Data excerpts
## Begin
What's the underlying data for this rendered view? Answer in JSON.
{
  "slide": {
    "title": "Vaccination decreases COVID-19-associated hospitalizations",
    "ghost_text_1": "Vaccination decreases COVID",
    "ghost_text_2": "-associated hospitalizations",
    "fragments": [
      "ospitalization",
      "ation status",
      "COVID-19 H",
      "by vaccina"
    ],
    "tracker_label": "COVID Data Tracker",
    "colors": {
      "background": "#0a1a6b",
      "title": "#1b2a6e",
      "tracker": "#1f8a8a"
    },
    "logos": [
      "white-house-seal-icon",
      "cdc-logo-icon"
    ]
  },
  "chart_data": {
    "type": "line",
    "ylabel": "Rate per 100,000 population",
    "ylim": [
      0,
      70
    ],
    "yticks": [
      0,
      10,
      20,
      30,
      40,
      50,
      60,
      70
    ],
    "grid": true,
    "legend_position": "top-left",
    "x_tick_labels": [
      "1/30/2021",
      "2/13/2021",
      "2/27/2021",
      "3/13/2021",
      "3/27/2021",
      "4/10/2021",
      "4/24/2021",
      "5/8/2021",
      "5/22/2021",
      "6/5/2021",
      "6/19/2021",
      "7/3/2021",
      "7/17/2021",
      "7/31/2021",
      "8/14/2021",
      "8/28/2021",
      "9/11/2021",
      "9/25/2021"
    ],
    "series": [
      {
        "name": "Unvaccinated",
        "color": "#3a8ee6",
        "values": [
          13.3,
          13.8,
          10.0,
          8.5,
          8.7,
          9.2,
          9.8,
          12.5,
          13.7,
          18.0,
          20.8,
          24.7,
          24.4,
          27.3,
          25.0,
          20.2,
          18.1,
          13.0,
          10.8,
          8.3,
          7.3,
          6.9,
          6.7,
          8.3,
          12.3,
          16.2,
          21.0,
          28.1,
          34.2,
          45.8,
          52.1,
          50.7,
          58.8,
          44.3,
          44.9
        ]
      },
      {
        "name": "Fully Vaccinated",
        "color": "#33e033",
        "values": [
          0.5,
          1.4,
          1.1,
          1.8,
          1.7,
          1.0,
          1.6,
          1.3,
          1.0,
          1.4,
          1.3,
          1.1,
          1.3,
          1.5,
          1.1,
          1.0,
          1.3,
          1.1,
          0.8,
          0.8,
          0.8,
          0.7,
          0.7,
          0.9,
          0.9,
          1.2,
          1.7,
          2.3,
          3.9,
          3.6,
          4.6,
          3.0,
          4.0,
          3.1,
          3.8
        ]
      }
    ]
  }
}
## End
Stated goal
Using the listing above, list every line in which the string "associated" occurs.

Answer below
    "title": "Vaccination decreases COVID-19-associated hospitalizations",
    "ghost_text_2": "-associated hospitalizations",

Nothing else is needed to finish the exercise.